### Objective:
Your task is to repeat the entries underneath exactly, minus the pictures.

Stored items from a collection
--

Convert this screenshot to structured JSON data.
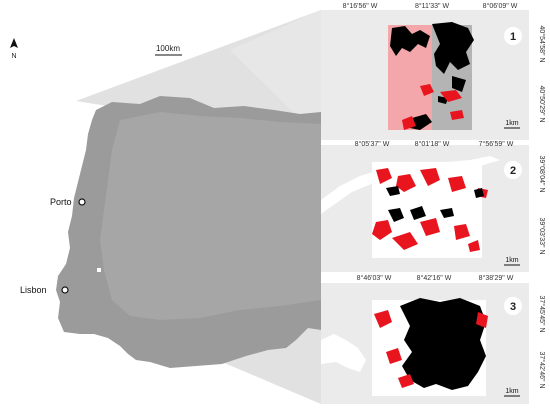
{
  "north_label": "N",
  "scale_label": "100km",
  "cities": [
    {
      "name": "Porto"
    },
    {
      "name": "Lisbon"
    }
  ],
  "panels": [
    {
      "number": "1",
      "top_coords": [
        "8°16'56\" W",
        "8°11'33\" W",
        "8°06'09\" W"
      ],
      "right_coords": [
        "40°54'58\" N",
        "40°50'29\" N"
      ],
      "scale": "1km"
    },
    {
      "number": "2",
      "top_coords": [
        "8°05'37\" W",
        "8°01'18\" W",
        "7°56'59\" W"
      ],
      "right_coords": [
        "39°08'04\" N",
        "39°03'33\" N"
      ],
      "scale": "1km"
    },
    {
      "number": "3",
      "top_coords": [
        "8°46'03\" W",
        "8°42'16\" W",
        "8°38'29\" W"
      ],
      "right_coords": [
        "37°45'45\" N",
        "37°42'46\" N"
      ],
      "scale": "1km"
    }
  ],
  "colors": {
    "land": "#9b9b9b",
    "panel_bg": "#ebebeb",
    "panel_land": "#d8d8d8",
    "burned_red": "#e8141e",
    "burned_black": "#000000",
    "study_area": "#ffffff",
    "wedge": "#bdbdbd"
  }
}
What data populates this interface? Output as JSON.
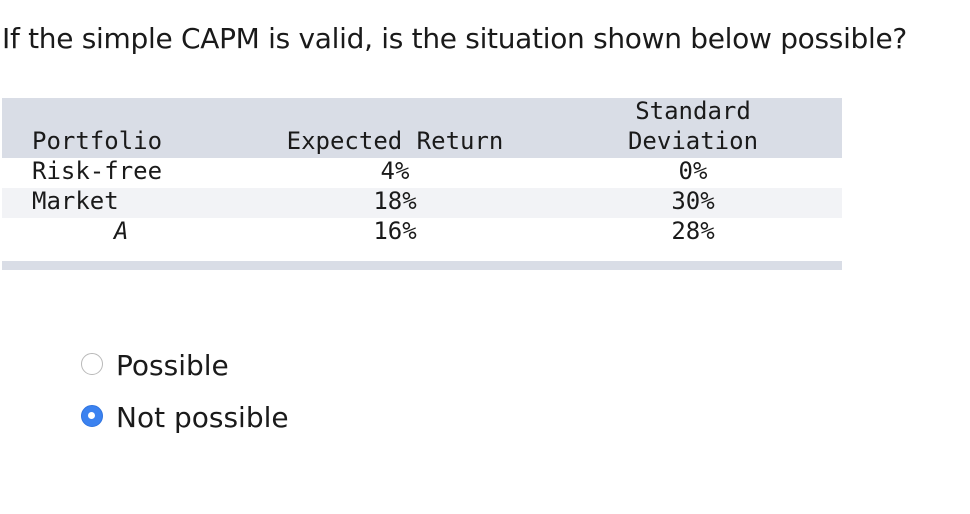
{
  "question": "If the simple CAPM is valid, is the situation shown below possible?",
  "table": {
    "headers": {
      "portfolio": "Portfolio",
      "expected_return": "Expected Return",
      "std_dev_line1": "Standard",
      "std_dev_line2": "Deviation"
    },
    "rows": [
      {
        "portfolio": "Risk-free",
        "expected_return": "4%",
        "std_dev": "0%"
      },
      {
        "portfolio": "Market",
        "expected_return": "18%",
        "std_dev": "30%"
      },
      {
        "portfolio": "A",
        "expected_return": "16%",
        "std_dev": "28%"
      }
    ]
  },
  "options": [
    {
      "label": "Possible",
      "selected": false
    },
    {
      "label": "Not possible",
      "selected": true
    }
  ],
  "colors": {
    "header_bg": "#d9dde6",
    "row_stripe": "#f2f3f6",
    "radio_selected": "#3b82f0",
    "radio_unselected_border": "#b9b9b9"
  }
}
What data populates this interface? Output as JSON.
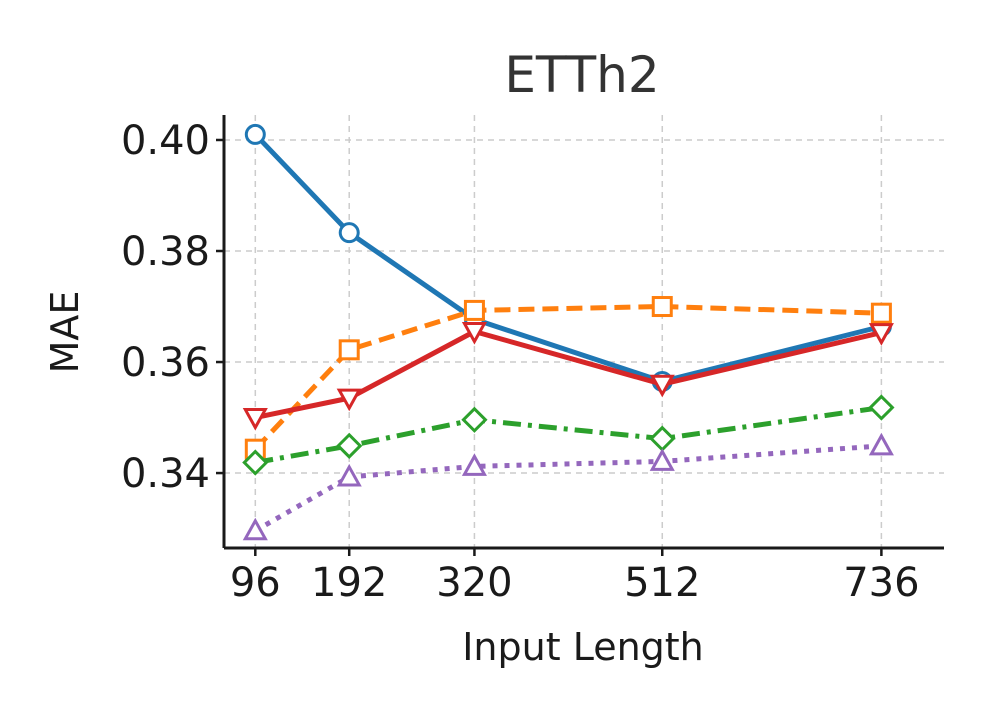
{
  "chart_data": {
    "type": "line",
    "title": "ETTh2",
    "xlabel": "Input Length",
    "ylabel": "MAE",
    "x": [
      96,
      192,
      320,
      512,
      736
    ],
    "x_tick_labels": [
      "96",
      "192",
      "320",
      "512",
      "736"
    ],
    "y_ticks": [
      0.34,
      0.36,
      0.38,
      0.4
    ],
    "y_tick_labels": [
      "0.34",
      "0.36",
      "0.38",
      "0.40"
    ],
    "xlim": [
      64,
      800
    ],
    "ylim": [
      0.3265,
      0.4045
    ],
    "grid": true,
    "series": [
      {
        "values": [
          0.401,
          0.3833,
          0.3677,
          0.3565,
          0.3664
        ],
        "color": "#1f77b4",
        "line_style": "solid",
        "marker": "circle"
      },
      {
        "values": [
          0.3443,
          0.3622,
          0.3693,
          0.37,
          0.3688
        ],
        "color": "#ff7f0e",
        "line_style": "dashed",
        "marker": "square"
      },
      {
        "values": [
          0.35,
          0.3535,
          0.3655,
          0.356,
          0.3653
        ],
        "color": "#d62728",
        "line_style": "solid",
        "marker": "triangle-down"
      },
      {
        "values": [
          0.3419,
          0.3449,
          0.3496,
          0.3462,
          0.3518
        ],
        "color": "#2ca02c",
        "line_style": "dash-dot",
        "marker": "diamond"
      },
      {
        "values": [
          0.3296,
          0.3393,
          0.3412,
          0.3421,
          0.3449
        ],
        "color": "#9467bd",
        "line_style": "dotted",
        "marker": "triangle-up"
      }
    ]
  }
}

--

### Solution for this exercise:
Convert this screenshot to structured JSON data.
{
  "north_label": "N",
  "scale_label": "100km",
  "cities": [
    {
      "name": "Porto"
    },
    {
      "name": "Lisbon"
    }
  ],
  "panels": [
    {
      "number": "1",
      "top_coords": [
        "8°16'56\" W",
        "8°11'33\" W",
        "8°06'09\" W"
      ],
      "right_coords": [
        "40°54'58\" N",
        "40°50'29\" N"
      ],
      "scale": "1km"
    },
    {
      "number": "2",
      "top_coords": [
        "8°05'37\" W",
        "8°01'18\" W",
        "7°56'59\" W"
      ],
      "right_coords": [
        "39°08'04\" N",
        "39°03'33\" N"
      ],
      "scale": "1km"
    },
    {
      "number": "3",
      "top_coords": [
        "8°46'03\" W",
        "8°42'16\" W",
        "8°38'29\" W"
      ],
      "right_coords": [
        "37°45'45\" N",
        "37°42'46\" N"
      ],
      "scale": "1km"
    }
  ],
  "colors": {
    "land": "#9b9b9b",
    "panel_bg": "#ebebeb",
    "panel_land": "#d8d8d8",
    "burned_red": "#e8141e",
    "burned_black": "#000000",
    "study_area": "#ffffff",
    "wedge": "#bdbdbd"
  }
}
What data populates this interface? Output as JSON.
{
  "question": "If the simple CAPM is valid, is the situation shown below possible?",
  "table": {
    "headers": {
      "portfolio": "Portfolio",
      "expected_return": "Expected Return",
      "std_dev_line1": "Standard",
      "std_dev_line2": "Deviation"
    },
    "rows": [
      {
        "portfolio": "Risk-free",
        "expected_return": "4%",
        "std_dev": "0%"
      },
      {
        "portfolio": "Market",
        "expected_return": "18%",
        "std_dev": "30%"
      },
      {
        "portfolio": "A",
        "expected_return": "16%",
        "std_dev": "28%"
      }
    ]
  },
  "options": [
    {
      "label": "Possible",
      "selected": false
    },
    {
      "label": "Not possible",
      "selected": true
    }
  ],
  "colors": {
    "header_bg": "#d9dde6",
    "row_stripe": "#f2f3f6",
    "radio_selected": "#3b82f0",
    "radio_unselected_border": "#b9b9b9"
  }
}
What data populates this interface? Output as JSON.
{
  "chart_data": {
    "type": "line",
    "title": "ETTh2",
    "xlabel": "Input Length",
    "ylabel": "MAE",
    "x": [
      96,
      192,
      320,
      512,
      736
    ],
    "x_tick_labels": [
      "96",
      "192",
      "320",
      "512",
      "736"
    ],
    "y_ticks": [
      0.34,
      0.36,
      0.38,
      0.4
    ],
    "y_tick_labels": [
      "0.34",
      "0.36",
      "0.38",
      "0.40"
    ],
    "xlim": [
      64,
      800
    ],
    "ylim": [
      0.3265,
      0.4045
    ],
    "grid": true,
    "series": [
      {
        "values": [
          0.401,
          0.3833,
          0.3677,
          0.3565,
          0.3664
        ],
        "color": "#1f77b4",
        "line_style": "solid",
        "marker": "circle"
      },
      {
        "values": [
          0.3443,
          0.3622,
          0.3693,
          0.37,
          0.3688
        ],
        "color": "#ff7f0e",
        "line_style": "dashed",
        "marker": "square"
      },
      {
        "values": [
          0.35,
          0.3535,
          0.3655,
          0.356,
          0.3653
        ],
        "color": "#d62728",
        "line_style": "solid",
        "marker": "triangle-down"
      },
      {
        "values": [
          0.3419,
          0.3449,
          0.3496,
          0.3462,
          0.3518
        ],
        "color": "#2ca02c",
        "line_style": "dash-dot",
        "marker": "diamond"
      },
      {
        "values": [
          0.3296,
          0.3393,
          0.3412,
          0.3421,
          0.3449
        ],
        "color": "#9467bd",
        "line_style": "dotted",
        "marker": "triangle-up"
      }
    ]
  }
}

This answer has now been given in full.